Work through the material below line by line and say how many lines include the word "Fuel". Only the number, please.

### INFORMATION SUPPLIED ###

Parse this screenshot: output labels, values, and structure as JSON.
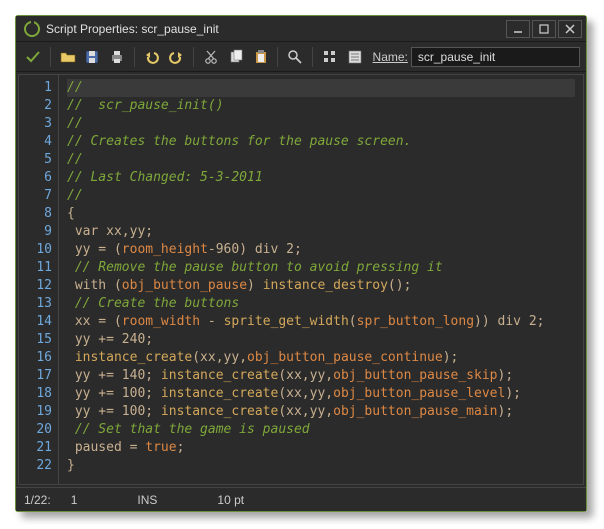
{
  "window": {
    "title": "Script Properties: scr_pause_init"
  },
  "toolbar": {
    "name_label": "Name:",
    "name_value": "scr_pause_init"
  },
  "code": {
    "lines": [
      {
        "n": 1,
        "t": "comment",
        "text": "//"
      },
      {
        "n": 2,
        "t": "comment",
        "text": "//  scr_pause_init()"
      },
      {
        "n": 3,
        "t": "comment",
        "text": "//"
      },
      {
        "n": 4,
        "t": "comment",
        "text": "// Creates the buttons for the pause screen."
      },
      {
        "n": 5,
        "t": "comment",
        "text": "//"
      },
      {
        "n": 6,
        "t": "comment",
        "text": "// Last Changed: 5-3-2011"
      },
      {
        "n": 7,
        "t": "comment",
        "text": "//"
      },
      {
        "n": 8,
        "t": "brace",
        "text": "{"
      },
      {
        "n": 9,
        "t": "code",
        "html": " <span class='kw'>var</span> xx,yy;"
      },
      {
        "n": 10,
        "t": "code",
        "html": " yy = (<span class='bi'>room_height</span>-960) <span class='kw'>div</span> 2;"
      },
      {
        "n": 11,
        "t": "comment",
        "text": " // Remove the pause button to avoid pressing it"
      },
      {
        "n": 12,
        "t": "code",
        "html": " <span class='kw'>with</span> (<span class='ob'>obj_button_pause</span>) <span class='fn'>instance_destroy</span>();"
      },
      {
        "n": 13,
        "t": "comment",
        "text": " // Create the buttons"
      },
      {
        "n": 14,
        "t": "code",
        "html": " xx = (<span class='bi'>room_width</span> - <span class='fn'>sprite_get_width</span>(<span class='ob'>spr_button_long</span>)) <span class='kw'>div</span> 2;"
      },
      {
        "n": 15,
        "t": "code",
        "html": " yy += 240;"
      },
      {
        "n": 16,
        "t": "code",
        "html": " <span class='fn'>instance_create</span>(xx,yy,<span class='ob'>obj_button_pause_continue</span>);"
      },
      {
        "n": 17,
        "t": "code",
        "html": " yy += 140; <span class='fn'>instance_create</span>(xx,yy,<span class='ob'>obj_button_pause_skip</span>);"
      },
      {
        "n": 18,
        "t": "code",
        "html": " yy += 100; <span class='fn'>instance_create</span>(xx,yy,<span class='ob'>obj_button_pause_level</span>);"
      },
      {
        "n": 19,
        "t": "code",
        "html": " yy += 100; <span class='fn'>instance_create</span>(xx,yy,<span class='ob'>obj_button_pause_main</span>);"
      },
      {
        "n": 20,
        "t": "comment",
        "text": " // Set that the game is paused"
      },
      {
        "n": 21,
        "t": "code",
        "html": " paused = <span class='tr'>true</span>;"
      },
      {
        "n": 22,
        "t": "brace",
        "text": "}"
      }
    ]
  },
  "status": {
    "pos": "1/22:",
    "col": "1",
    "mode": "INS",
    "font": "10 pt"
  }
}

###
### INFORMATION SUPPLIED ###

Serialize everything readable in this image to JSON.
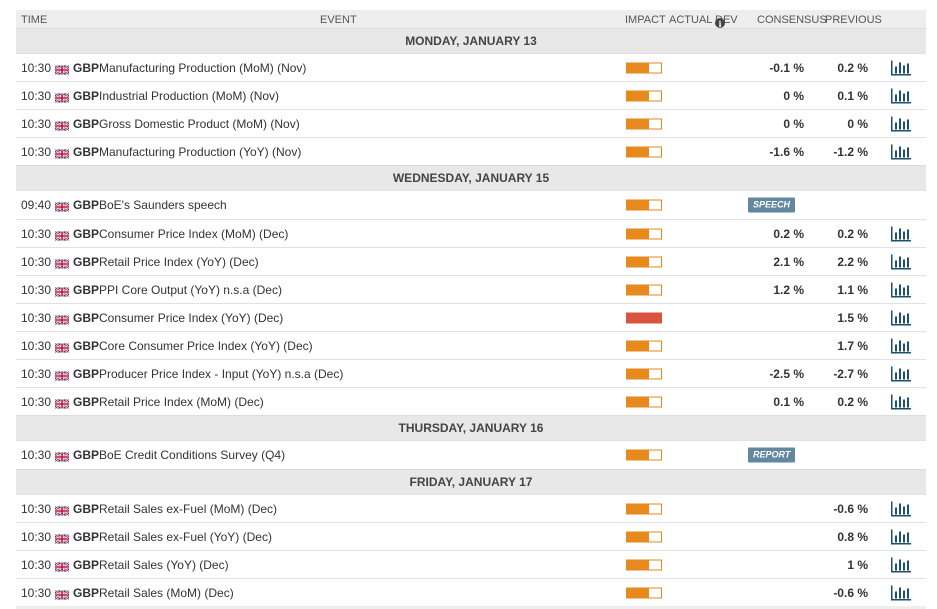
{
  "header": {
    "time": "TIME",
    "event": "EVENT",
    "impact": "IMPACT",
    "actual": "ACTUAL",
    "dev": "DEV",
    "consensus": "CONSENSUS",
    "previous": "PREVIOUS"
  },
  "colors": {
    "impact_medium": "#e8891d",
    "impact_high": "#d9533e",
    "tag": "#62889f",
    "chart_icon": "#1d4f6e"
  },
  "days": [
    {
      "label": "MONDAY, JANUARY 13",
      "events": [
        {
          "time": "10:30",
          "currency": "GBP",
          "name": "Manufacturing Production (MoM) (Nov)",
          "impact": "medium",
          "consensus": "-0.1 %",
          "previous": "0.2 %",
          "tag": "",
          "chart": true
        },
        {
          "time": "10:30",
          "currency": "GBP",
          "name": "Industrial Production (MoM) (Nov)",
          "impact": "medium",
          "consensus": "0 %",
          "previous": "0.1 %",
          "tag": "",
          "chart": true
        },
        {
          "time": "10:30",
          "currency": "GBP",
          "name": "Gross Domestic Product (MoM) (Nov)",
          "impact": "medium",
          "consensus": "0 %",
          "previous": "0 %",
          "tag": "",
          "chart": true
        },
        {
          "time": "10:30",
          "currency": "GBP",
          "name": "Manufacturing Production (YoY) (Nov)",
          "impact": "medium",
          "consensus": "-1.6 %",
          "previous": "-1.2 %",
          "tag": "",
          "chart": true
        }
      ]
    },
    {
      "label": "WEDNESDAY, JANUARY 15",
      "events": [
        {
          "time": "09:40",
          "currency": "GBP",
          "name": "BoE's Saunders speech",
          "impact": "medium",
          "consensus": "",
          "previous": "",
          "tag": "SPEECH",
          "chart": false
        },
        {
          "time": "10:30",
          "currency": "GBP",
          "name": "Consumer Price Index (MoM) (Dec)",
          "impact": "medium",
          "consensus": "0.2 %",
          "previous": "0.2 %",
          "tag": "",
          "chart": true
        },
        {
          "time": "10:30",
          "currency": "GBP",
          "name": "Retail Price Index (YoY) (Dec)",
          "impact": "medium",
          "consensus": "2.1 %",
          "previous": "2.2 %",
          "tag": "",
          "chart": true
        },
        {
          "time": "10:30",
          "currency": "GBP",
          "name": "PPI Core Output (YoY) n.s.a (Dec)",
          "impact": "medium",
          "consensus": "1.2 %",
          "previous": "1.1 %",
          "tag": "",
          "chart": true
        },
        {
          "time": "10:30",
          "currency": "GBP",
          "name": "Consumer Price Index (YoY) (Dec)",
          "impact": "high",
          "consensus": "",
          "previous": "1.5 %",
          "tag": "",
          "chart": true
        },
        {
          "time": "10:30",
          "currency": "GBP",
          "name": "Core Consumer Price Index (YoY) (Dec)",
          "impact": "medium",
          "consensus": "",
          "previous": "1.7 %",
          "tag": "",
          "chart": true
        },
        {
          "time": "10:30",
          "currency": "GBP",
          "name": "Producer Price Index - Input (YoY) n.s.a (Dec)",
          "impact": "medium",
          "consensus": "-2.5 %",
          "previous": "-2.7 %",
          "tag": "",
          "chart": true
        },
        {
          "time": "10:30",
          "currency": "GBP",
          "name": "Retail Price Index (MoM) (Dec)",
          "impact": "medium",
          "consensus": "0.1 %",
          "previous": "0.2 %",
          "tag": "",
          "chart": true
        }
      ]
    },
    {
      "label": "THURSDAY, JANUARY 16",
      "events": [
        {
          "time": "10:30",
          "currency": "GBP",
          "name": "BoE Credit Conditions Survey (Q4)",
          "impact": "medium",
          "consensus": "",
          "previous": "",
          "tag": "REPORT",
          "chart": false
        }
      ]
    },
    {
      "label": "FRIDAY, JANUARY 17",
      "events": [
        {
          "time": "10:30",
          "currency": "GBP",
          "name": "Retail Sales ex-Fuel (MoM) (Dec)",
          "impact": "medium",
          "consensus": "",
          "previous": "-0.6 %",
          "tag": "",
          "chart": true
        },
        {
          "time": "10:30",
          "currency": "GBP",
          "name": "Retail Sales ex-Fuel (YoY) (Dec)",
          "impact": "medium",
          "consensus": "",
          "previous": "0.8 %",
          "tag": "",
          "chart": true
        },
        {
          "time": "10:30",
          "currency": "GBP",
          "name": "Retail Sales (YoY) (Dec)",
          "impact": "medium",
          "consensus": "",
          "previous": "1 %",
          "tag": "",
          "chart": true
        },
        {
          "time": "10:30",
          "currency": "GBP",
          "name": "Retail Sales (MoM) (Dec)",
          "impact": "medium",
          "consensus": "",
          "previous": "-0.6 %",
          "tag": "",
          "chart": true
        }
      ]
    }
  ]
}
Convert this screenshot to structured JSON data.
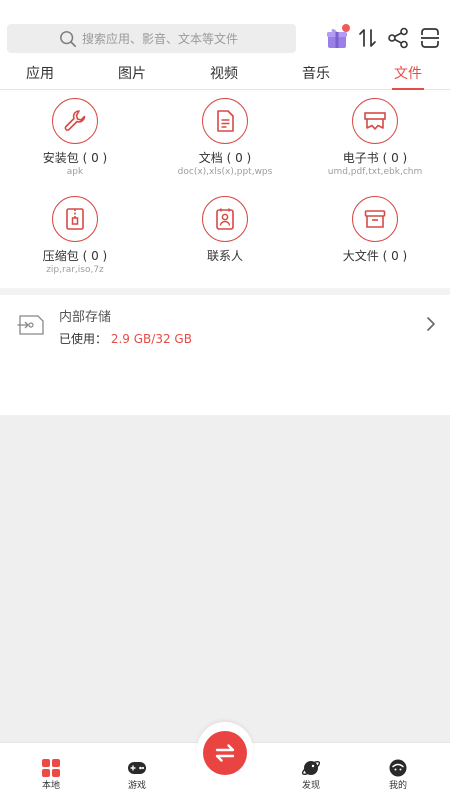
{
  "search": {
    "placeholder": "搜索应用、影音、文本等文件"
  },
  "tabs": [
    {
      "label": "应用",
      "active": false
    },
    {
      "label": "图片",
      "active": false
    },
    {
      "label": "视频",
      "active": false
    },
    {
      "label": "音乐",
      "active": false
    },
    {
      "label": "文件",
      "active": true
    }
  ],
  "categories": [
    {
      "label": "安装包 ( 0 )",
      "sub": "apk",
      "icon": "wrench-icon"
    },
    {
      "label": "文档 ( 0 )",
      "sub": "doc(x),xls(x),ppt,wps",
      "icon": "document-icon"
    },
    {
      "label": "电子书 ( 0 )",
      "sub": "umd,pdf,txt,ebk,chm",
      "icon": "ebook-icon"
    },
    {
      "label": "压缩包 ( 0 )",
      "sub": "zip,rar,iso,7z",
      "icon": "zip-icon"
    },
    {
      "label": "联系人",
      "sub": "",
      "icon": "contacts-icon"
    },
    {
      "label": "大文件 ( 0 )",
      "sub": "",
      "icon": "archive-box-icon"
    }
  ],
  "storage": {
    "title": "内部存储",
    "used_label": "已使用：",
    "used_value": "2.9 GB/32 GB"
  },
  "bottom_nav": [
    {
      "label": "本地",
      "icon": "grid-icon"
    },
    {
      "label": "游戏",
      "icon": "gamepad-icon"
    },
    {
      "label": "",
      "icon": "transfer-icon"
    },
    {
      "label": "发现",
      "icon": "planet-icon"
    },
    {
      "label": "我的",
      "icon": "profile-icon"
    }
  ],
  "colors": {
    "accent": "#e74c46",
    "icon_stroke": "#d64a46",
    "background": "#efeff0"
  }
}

###
### INFORMATION SUPPLIED ###

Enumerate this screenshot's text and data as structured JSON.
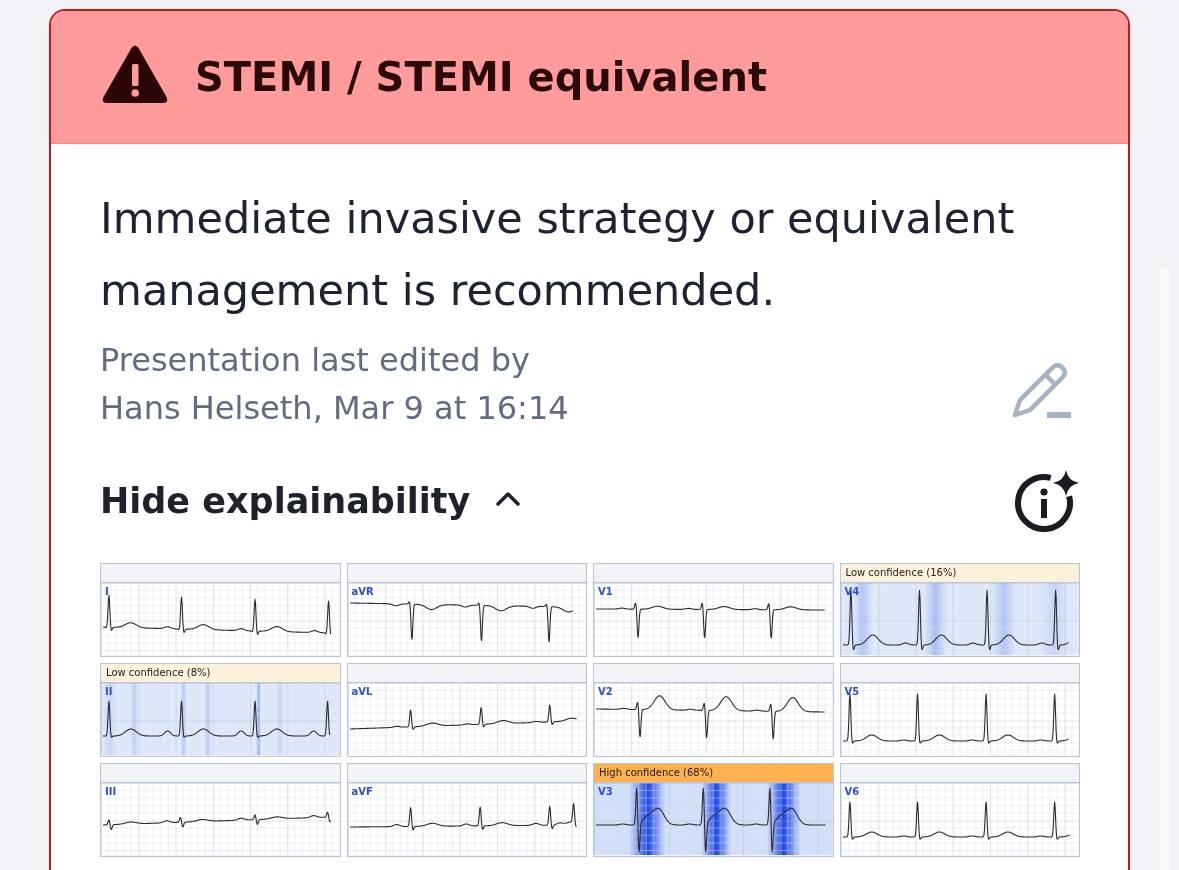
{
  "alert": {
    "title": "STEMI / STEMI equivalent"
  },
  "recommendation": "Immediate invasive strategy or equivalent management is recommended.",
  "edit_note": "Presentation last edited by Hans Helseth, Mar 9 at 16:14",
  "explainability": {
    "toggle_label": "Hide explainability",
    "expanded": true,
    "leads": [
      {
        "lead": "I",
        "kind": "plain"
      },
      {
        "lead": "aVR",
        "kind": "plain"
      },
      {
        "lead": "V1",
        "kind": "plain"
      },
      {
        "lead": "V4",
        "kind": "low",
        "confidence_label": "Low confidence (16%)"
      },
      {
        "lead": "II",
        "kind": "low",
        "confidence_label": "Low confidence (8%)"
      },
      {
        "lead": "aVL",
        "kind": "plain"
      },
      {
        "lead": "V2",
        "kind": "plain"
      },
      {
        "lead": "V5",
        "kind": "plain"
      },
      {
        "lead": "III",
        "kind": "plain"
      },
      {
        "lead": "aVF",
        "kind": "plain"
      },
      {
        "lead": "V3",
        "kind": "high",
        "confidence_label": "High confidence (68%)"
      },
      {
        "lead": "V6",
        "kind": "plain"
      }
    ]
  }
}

###

■ ANSWER TO THE TASK
2